╭─ EXCERPTED DATA

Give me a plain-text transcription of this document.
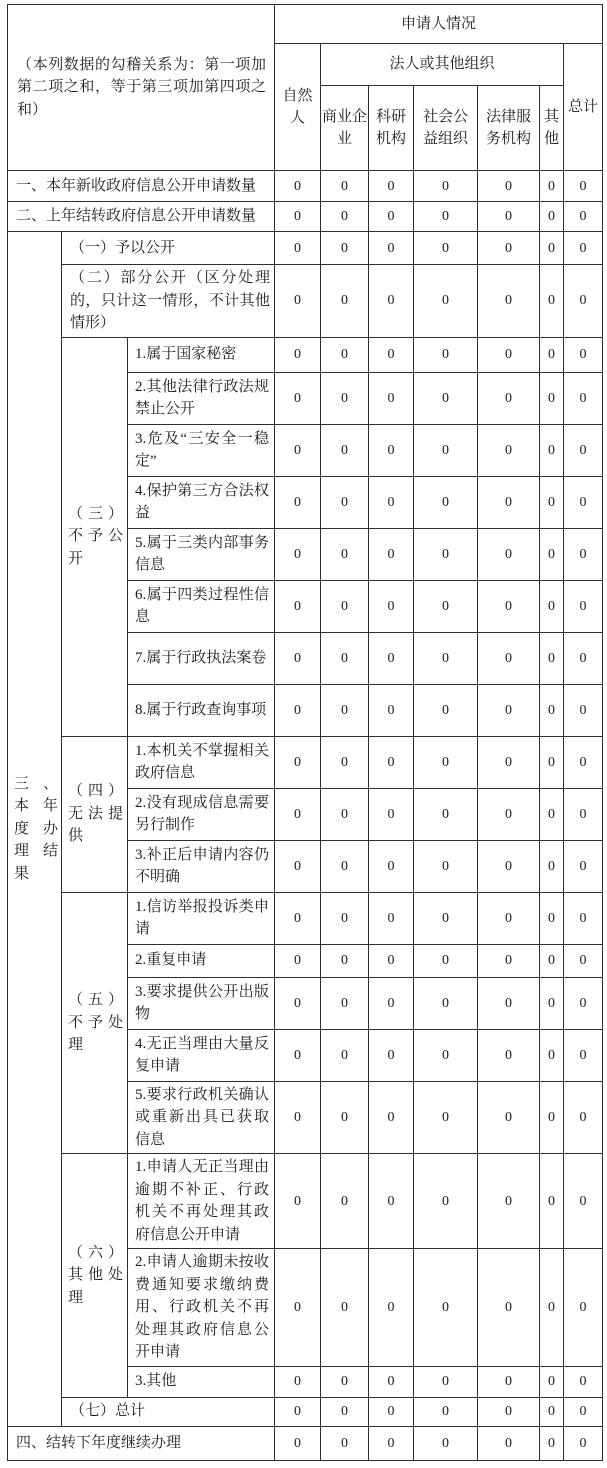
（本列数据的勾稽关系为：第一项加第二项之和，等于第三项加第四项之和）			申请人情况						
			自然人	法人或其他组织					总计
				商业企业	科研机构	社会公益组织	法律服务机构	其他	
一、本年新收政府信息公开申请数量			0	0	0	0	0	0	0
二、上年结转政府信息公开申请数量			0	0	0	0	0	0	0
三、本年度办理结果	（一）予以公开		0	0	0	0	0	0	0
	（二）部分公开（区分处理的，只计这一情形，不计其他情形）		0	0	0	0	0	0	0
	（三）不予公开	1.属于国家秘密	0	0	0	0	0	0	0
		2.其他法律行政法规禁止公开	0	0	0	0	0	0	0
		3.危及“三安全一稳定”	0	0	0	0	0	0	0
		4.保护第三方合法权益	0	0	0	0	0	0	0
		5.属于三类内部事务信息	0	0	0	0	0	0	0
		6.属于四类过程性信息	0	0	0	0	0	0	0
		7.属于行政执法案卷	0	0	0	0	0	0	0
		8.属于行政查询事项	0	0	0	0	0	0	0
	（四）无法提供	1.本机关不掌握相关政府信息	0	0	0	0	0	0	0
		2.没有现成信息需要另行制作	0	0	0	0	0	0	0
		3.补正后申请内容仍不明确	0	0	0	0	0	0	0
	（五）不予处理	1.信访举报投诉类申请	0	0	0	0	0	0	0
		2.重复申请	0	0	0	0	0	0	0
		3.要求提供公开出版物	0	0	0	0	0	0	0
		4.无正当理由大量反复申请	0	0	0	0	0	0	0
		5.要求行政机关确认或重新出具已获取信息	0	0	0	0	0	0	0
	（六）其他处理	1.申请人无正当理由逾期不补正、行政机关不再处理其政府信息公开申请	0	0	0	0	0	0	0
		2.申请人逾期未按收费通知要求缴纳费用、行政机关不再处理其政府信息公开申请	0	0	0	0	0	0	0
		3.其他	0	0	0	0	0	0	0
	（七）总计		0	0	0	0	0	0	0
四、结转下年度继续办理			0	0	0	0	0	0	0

╰─

SHORT EXERCISE
Only a number is wanted here: how many lines in the data above include the string "行政机关不再处理其政府信息公开申请"?

TASK ANSWER
2